Data excerpts:
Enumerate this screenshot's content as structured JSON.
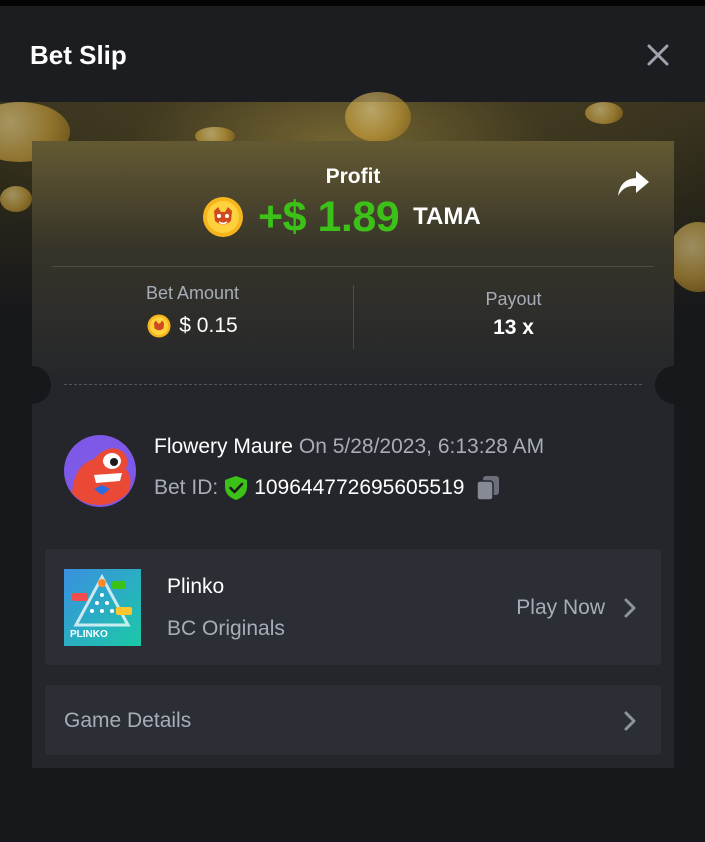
{
  "header": {
    "title": "Bet Slip"
  },
  "profit": {
    "label": "Profit",
    "value": "+$ 1.89",
    "currency": "TAMA"
  },
  "stats": {
    "bet_amount_label": "Bet Amount",
    "bet_amount_value": "$ 0.15",
    "payout_label": "Payout",
    "payout_value": "13 x"
  },
  "user": {
    "name": "Flowery Maure",
    "date": "On 5/28/2023, 6:13:28 AM",
    "bet_id_label": "Bet ID:",
    "bet_id": "109644772695605519"
  },
  "game": {
    "name": "Plinko",
    "provider": "BC Originals",
    "play_label": "Play Now",
    "thumb_text": "PLINKO"
  },
  "details": {
    "label": "Game Details"
  },
  "colors": {
    "profit_green": "#3bc117",
    "background": "#17181b",
    "card": "#24262b",
    "muted_text": "#a7adb8"
  },
  "icons": {
    "close": "close-icon",
    "share": "share-icon",
    "coin": "tama-coin-icon",
    "shield": "shield-check-icon",
    "copy": "copy-icon",
    "chevron": "chevron-right-icon"
  }
}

◆ **Problem**:
Without the pictures, print the whole listing exactly as given.

◆ **Problem solution**:
Enumerate this screenshot's content as structured JSON.
{
  "header": {
    "title": "Bet Slip"
  },
  "profit": {
    "label": "Profit",
    "value": "+$ 1.89",
    "currency": "TAMA"
  },
  "stats": {
    "bet_amount_label": "Bet Amount",
    "bet_amount_value": "$ 0.15",
    "payout_label": "Payout",
    "payout_value": "13 x"
  },
  "user": {
    "name": "Flowery Maure",
    "date": "On 5/28/2023, 6:13:28 AM",
    "bet_id_label": "Bet ID:",
    "bet_id": "109644772695605519"
  },
  "game": {
    "name": "Plinko",
    "provider": "BC Originals",
    "play_label": "Play Now",
    "thumb_text": "PLINKO"
  },
  "details": {
    "label": "Game Details"
  },
  "colors": {
    "profit_green": "#3bc117",
    "background": "#17181b",
    "card": "#24262b",
    "muted_text": "#a7adb8"
  },
  "icons": {
    "close": "close-icon",
    "share": "share-icon",
    "coin": "tama-coin-icon",
    "shield": "shield-check-icon",
    "copy": "copy-icon",
    "chevron": "chevron-right-icon"
  }
}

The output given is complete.